>>>

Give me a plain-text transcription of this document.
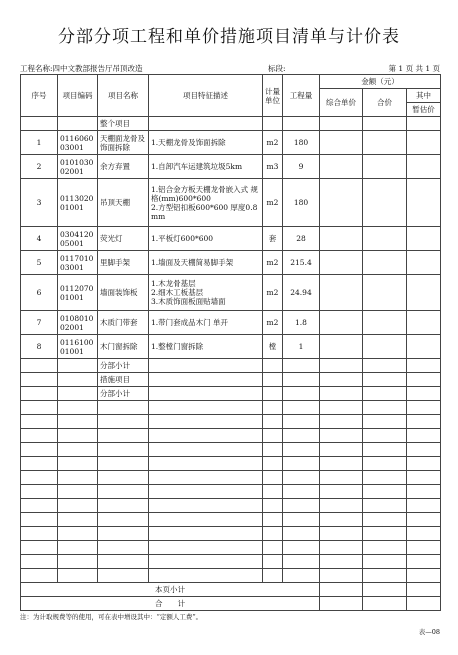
分部分项工程和单价措施项目清单与计价表
工程名称:四中文教部报告厅吊顶改造	标段:	第 1 页 共 1 页
序号	项目编码	项目名称	项目特征描述	计量单位	工程量	金额（元）		
						综合单价	合价	其中
								暂估价
		整个项目						
1	011606003001	天棚面龙骨及饰面拆除	1.天棚龙骨及饰面拆除	m2	180			
2	010103002001	余方弃置	1.自卸汽车运建筑垃圾5km	m3	9			
3	011302001001	吊顶天棚	1.铝合金方板天棚龙骨嵌入式 规格(mm)600*600
2.方型铝扣板600*600 厚度0.8mm	m2	180			
4	030412005001	荧光灯	1.平板灯600*600	套	28			
5	011701003001	里脚手架	1.墙面及天棚简易脚手架	m2	215.4			
6	011207001001	墙面装饰板	1.木龙骨基层
2.细木工板基层
3.木质饰面板面贴墙面	m2	24.94			
7	010801002001	木质门带套	1.带门套成品木门 单开	m2	1.8			
8	011610001001	木门窗拆除	1.整樘门窗拆除	樘	1			
		分部小计						
		措施项目						
		分部小计						

本页小计								
合　　计								
注：为计取规费等的使用，可在表中增设其中：“定额人工费”。
表—08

<<<

### STATED GOAL
Repeat each entry exactly. Pictures do not belong in the copy.

### THE SOLUTION
Give me a plain-text transcription of this document.
分部分项工程和单价措施项目清单与计价表
工程名称:四中文教部报告厅吊顶改造	标段:	第 1 页 共 1 页
序号	项目编码	项目名称	项目特征描述	计量单位	工程量	金额（元）		
						综合单价	合价	其中
								暂估价
		整个项目						
1	011606003001	天棚面龙骨及饰面拆除	1.天棚龙骨及饰面拆除	m2	180			
2	010103002001	余方弃置	1.自卸汽车运建筑垃圾5km	m3	9			
3	011302001001	吊顶天棚	1.铝合金方板天棚龙骨嵌入式 规格(mm)600*600
2.方型铝扣板600*600 厚度0.8mm	m2	180			
4	030412005001	荧光灯	1.平板灯600*600	套	28			
5	011701003001	里脚手架	1.墙面及天棚简易脚手架	m2	215.4			
6	011207001001	墙面装饰板	1.木龙骨基层
2.细木工板基层
3.木质饰面板面贴墙面	m2	24.94			
7	010801002001	木质门带套	1.带门套成品木门 单开	m2	1.8			
8	011610001001	木门窗拆除	1.整樘门窗拆除	樘	1			
		分部小计						
		措施项目						
		分部小计						

本页小计								
合　　计								
注：为计取规费等的使用，可在表中增设其中：“定额人工费”。
表—08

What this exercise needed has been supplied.